* [Given instruction]:
Transcribe the records below exactly.

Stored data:
═══

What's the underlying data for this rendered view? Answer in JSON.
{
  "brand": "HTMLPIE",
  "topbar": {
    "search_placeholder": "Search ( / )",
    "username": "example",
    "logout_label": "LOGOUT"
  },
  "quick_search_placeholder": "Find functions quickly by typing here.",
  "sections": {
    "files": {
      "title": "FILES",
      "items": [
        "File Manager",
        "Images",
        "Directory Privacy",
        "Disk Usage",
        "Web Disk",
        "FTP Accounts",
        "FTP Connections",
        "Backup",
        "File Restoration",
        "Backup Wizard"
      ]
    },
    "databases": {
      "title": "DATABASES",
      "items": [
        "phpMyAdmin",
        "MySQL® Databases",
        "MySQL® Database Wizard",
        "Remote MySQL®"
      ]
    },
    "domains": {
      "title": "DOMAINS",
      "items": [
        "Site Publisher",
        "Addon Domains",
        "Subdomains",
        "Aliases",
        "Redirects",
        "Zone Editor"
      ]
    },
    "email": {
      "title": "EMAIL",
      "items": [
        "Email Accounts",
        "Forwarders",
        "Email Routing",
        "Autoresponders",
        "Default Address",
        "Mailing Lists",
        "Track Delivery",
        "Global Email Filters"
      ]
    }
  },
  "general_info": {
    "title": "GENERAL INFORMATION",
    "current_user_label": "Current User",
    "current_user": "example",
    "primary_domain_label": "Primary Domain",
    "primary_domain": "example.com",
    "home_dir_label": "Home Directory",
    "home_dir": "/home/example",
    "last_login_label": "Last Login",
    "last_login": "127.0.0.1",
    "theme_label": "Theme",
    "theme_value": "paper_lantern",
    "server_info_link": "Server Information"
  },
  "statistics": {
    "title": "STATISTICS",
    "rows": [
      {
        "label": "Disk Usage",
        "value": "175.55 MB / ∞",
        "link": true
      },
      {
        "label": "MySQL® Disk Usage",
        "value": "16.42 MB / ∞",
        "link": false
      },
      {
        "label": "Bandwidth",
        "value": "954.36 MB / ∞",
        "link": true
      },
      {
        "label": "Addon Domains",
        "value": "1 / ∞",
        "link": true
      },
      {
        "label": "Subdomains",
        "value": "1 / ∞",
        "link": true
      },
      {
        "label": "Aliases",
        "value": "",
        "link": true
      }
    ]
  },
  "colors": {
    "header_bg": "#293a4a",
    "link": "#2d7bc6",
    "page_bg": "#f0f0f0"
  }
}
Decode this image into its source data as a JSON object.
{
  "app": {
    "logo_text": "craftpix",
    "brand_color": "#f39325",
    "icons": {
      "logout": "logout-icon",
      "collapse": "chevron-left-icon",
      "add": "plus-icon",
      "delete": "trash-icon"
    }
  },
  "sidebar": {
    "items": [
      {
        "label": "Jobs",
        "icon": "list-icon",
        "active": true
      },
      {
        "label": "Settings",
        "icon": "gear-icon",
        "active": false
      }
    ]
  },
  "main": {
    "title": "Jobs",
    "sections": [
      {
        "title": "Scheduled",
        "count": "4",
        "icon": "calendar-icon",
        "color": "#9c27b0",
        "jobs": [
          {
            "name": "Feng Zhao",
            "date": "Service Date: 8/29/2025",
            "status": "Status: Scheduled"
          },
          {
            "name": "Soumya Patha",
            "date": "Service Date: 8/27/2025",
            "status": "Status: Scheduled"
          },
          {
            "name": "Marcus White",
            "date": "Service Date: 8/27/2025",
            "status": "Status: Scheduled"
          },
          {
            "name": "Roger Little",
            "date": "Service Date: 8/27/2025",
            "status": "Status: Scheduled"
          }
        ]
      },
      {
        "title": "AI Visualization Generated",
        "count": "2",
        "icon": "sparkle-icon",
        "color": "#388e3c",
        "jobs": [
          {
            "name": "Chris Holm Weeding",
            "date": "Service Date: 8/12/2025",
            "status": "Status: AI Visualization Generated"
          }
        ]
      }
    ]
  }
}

═══

* [Reply]:
What's the underlying data for this rendered view? Answer in JSON.
{
  "brand": "HTMLPIE",
  "topbar": {
    "search_placeholder": "Search ( / )",
    "username": "example",
    "logout_label": "LOGOUT"
  },
  "quick_search_placeholder": "Find functions quickly by typing here.",
  "sections": {
    "files": {
      "title": "FILES",
      "items": [
        "File Manager",
        "Images",
        "Directory Privacy",
        "Disk Usage",
        "Web Disk",
        "FTP Accounts",
        "FTP Connections",
        "Backup",
        "File Restoration",
        "Backup Wizard"
      ]
    },
    "databases": {
      "title": "DATABASES",
      "items": [
        "phpMyAdmin",
        "MySQL® Databases",
        "MySQL® Database Wizard",
        "Remote MySQL®"
      ]
    },
    "domains": {
      "title": "DOMAINS",
      "items": [
        "Site Publisher",
        "Addon Domains",
        "Subdomains",
        "Aliases",
        "Redirects",
        "Zone Editor"
      ]
    },
    "email": {
      "title": "EMAIL",
      "items": [
        "Email Accounts",
        "Forwarders",
        "Email Routing",
        "Autoresponders",
        "Default Address",
        "Mailing Lists",
        "Track Delivery",
        "Global Email Filters"
      ]
    }
  },
  "general_info": {
    "title": "GENERAL INFORMATION",
    "current_user_label": "Current User",
    "current_user": "example",
    "primary_domain_label": "Primary Domain",
    "primary_domain": "example.com",
    "home_dir_label": "Home Directory",
    "home_dir": "/home/example",
    "last_login_label": "Last Login",
    "last_login": "127.0.0.1",
    "theme_label": "Theme",
    "theme_value": "paper_lantern",
    "server_info_link": "Server Information"
  },
  "statistics": {
    "title": "STATISTICS",
    "rows": [
      {
        "label": "Disk Usage",
        "value": "175.55 MB / ∞",
        "link": true
      },
      {
        "label": "MySQL® Disk Usage",
        "value": "16.42 MB / ∞",
        "link": false
      },
      {
        "label": "Bandwidth",
        "value": "954.36 MB / ∞",
        "link": true
      },
      {
        "label": "Addon Domains",
        "value": "1 / ∞",
        "link": true
      },
      {
        "label": "Subdomains",
        "value": "1 / ∞",
        "link": true
      },
      {
        "label": "Aliases",
        "value": "",
        "link": true
      }
    ]
  },
  "colors": {
    "header_bg": "#293a4a",
    "link": "#2d7bc6",
    "page_bg": "#f0f0f0"
  }
}
Decode this image into its source data as a JSON object.
{
  "app": {
    "logo_text": "craftpix",
    "brand_color": "#f39325",
    "icons": {
      "logout": "logout-icon",
      "collapse": "chevron-left-icon",
      "add": "plus-icon",
      "delete": "trash-icon"
    }
  },
  "sidebar": {
    "items": [
      {
        "label": "Jobs",
        "icon": "list-icon",
        "active": true
      },
      {
        "label": "Settings",
        "icon": "gear-icon",
        "active": false
      }
    ]
  },
  "main": {
    "title": "Jobs",
    "sections": [
      {
        "title": "Scheduled",
        "count": "4",
        "icon": "calendar-icon",
        "color": "#9c27b0",
        "jobs": [
          {
            "name": "Feng Zhao",
            "date": "Service Date: 8/29/2025",
            "status": "Status: Scheduled"
          },
          {
            "name": "Soumya Patha",
            "date": "Service Date: 8/27/2025",
            "status": "Status: Scheduled"
          },
          {
            "name": "Marcus White",
            "date": "Service Date: 8/27/2025",
            "status": "Status: Scheduled"
          },
          {
            "name": "Roger Little",
            "date": "Service Date: 8/27/2025",
            "status": "Status: Scheduled"
          }
        ]
      },
      {
        "title": "AI Visualization Generated",
        "count": "2",
        "icon": "sparkle-icon",
        "color": "#388e3c",
        "jobs": [
          {
            "name": "Chris Holm Weeding",
            "date": "Service Date: 8/12/2025",
            "status": "Status: AI Visualization Generated"
          }
        ]
      }
    ]
  }
}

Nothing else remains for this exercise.